Data:
# # # # # # #

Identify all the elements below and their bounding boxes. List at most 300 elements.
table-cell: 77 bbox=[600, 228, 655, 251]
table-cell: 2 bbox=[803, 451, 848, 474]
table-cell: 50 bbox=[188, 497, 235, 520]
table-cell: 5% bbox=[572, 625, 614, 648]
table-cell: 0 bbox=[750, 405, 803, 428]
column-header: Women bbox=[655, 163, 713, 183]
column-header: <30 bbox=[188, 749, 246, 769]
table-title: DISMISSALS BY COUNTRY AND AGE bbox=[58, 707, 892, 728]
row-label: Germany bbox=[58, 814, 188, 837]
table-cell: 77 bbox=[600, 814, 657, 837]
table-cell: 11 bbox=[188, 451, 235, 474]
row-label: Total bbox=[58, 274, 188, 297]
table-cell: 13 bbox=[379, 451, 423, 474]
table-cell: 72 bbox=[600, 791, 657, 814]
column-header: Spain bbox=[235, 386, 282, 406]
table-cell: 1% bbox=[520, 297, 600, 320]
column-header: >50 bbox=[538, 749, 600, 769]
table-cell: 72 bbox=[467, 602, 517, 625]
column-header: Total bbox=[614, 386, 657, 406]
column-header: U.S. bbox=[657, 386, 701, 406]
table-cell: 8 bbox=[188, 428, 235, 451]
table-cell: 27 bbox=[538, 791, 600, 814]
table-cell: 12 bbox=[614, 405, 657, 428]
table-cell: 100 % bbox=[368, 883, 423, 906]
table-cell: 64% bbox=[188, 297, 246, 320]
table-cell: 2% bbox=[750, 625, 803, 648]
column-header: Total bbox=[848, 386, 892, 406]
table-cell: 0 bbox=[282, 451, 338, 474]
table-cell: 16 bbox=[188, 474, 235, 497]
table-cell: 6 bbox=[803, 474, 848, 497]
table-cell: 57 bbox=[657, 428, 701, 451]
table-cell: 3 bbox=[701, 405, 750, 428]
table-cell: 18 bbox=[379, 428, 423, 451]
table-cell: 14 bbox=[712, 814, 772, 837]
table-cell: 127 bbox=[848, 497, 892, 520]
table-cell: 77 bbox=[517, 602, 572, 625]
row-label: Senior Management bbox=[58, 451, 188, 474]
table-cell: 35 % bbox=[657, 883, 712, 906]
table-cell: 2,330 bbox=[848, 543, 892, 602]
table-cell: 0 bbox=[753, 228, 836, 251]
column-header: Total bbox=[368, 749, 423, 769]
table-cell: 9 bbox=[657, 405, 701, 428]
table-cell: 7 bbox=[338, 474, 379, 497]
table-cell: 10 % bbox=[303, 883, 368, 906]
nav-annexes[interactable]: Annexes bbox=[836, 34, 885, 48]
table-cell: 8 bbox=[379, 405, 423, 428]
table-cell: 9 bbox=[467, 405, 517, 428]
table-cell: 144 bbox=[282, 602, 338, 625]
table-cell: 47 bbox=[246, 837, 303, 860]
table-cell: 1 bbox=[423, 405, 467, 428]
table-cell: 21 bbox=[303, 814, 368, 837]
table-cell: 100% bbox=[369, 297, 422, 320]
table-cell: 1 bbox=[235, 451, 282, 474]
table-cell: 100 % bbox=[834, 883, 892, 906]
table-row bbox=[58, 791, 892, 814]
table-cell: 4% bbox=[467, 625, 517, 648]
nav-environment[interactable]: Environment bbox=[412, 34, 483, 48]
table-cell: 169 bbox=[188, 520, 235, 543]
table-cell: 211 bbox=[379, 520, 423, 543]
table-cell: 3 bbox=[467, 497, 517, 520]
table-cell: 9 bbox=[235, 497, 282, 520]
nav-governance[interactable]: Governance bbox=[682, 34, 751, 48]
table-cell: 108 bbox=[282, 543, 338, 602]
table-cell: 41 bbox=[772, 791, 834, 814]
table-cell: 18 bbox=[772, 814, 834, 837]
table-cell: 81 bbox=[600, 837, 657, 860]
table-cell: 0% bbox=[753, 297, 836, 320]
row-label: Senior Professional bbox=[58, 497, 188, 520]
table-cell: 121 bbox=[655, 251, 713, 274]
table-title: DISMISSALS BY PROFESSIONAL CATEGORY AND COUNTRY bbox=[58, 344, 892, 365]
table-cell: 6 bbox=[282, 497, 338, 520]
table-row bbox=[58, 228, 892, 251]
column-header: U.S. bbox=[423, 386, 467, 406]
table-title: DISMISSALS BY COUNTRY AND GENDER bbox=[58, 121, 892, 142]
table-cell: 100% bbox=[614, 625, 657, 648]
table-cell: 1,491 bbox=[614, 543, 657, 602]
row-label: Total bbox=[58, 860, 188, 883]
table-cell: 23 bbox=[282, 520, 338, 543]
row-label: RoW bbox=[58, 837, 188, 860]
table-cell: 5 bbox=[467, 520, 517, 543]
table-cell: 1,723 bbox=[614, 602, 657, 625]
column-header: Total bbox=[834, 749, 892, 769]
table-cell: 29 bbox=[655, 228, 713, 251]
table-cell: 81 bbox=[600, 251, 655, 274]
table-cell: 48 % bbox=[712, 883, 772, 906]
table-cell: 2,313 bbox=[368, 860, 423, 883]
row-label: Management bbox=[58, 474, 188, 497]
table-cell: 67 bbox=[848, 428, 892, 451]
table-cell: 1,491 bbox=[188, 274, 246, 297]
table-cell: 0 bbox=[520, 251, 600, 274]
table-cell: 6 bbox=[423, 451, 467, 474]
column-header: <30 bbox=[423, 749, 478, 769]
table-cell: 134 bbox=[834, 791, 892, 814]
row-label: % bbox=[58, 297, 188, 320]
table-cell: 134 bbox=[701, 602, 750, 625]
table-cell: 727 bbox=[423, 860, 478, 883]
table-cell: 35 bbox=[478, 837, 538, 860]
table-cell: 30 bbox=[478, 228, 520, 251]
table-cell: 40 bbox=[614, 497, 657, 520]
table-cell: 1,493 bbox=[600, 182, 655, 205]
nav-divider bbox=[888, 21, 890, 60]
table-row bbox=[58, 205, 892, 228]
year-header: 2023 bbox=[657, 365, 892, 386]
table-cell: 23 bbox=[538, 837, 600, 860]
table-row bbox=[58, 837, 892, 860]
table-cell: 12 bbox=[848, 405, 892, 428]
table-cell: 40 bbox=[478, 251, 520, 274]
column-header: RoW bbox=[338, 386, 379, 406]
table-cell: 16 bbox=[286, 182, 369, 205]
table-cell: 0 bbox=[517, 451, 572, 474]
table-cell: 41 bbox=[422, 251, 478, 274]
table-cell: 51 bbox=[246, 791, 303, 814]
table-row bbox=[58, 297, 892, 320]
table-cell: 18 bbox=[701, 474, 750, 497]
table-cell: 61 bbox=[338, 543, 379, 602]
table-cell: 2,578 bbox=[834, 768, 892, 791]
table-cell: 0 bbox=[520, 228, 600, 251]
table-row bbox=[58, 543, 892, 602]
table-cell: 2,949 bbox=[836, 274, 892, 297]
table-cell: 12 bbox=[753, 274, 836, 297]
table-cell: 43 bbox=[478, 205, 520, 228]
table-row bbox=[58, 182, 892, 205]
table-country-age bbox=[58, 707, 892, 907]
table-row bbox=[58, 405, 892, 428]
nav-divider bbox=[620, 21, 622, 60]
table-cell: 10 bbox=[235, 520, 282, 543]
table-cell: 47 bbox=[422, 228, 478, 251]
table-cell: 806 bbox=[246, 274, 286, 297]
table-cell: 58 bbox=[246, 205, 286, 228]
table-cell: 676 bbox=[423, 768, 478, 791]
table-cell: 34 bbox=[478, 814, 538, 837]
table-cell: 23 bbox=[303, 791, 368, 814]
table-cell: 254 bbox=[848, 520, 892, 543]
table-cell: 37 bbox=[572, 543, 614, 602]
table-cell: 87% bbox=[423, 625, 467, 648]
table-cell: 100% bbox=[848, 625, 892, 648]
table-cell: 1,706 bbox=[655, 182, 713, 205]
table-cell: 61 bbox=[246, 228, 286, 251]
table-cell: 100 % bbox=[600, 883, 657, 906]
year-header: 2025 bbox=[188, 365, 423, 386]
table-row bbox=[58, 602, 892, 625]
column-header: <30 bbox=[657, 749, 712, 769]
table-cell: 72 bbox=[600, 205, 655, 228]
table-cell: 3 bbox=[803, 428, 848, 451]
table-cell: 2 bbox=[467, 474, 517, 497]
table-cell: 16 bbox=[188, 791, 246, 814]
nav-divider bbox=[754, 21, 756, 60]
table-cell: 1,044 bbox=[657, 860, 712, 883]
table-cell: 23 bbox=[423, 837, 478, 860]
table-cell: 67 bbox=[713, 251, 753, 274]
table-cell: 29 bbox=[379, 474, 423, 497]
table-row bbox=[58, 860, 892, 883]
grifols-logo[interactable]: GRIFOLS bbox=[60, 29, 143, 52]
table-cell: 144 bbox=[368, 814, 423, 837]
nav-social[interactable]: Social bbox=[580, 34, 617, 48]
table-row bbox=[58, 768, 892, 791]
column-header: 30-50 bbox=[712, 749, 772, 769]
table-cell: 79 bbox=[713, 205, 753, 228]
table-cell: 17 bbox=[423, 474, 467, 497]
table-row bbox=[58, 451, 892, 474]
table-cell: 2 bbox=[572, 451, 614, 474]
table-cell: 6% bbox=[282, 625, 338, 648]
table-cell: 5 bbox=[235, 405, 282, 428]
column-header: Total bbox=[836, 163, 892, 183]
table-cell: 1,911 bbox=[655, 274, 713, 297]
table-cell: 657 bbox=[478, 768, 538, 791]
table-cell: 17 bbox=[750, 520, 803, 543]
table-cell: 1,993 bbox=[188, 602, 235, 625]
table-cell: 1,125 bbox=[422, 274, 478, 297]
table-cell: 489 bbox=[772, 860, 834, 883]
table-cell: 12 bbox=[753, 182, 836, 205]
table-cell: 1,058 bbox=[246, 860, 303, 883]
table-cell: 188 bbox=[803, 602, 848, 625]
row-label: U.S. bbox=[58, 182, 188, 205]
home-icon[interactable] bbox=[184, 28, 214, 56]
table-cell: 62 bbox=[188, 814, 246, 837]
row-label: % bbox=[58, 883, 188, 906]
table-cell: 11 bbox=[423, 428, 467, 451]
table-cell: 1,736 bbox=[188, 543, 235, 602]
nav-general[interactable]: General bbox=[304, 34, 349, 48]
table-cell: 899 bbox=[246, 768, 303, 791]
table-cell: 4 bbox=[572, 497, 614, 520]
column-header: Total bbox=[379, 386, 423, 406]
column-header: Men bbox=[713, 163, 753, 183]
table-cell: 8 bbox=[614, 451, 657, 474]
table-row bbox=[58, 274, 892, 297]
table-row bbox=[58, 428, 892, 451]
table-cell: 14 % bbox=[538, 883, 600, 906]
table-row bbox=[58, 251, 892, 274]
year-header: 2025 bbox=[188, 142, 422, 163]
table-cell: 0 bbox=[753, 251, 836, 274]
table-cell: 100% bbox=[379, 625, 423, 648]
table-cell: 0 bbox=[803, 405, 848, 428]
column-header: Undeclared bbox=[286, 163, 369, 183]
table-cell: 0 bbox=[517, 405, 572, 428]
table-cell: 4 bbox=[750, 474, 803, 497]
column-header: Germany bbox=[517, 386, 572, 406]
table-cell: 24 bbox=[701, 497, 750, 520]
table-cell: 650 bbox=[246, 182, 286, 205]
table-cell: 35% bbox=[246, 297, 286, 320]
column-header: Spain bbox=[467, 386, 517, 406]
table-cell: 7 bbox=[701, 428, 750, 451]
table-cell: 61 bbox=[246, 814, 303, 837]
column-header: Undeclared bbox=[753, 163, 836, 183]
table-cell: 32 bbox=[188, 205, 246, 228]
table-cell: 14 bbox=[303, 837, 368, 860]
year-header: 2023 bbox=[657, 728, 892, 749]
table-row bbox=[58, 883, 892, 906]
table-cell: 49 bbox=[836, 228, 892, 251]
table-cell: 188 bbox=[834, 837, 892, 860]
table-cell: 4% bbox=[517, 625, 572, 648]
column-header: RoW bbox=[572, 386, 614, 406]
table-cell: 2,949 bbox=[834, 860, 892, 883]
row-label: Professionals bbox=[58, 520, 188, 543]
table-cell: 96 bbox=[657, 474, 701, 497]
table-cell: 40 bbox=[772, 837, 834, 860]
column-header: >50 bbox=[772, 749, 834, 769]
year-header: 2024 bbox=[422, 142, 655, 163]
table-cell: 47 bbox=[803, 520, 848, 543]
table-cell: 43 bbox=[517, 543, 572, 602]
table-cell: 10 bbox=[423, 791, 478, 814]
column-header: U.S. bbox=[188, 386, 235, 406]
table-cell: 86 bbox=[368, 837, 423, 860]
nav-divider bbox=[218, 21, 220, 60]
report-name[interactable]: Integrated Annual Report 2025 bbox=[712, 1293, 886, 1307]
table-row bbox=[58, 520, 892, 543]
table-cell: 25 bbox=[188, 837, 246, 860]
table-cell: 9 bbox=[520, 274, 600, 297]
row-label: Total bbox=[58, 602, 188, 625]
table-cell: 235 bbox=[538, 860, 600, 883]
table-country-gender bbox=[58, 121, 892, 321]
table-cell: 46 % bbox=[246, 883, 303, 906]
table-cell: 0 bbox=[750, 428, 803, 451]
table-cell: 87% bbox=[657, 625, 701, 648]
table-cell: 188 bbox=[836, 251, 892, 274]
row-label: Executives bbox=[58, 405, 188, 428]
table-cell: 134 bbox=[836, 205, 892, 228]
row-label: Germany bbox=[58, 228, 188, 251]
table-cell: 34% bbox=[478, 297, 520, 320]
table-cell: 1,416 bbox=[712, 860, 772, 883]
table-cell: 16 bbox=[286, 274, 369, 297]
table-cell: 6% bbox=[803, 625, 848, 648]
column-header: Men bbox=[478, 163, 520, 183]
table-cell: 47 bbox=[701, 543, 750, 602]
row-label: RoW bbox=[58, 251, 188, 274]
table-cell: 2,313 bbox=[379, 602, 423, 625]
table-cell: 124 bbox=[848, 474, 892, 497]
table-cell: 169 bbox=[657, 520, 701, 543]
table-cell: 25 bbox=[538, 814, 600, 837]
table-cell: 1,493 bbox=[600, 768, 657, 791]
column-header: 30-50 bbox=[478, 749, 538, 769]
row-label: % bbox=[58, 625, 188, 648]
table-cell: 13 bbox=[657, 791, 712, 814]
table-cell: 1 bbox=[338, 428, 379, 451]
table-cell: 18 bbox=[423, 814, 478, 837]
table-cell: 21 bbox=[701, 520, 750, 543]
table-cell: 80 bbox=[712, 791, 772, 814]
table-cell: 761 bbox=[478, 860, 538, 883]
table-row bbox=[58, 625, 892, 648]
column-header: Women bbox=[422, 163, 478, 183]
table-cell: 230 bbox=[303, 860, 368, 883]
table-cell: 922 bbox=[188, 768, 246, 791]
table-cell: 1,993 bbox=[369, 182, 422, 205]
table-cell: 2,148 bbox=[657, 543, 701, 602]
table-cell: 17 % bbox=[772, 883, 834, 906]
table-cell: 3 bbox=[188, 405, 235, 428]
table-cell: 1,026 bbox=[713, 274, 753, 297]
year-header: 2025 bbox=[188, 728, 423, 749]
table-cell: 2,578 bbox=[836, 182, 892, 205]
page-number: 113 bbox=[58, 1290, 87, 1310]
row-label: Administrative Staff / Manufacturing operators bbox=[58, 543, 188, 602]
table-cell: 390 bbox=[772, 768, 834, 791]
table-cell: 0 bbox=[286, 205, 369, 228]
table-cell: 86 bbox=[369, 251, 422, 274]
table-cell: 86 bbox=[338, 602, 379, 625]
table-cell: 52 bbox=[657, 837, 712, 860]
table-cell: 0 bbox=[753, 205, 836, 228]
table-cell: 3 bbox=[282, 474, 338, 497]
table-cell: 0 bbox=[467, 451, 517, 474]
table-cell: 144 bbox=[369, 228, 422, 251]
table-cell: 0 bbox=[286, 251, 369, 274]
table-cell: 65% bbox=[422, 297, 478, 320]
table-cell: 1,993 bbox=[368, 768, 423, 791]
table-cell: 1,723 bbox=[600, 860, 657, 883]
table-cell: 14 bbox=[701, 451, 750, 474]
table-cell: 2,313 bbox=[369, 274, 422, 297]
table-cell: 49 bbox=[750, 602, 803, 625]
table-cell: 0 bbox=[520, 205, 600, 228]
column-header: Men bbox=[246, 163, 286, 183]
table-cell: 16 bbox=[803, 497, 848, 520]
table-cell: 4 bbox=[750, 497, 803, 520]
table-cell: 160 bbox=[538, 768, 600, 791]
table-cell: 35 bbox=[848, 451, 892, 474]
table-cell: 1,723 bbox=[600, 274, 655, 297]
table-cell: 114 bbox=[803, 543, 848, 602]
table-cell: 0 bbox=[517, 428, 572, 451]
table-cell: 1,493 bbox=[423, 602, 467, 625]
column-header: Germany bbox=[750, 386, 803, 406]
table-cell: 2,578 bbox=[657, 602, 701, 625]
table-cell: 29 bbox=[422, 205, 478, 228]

# # # # # # #

Return the lines from the start up to and including the line with "column-header: <30 bbox=[188, 749, 246, 769]", unchanged.

Finished exercise:
Identify all the elements below and their bounding boxes. List at most 300 elements.
table-cell: 77 bbox=[600, 228, 655, 251]
table-cell: 2 bbox=[803, 451, 848, 474]
table-cell: 50 bbox=[188, 497, 235, 520]
table-cell: 5% bbox=[572, 625, 614, 648]
table-cell: 0 bbox=[750, 405, 803, 428]
column-header: Women bbox=[655, 163, 713, 183]
column-header: <30 bbox=[188, 749, 246, 769]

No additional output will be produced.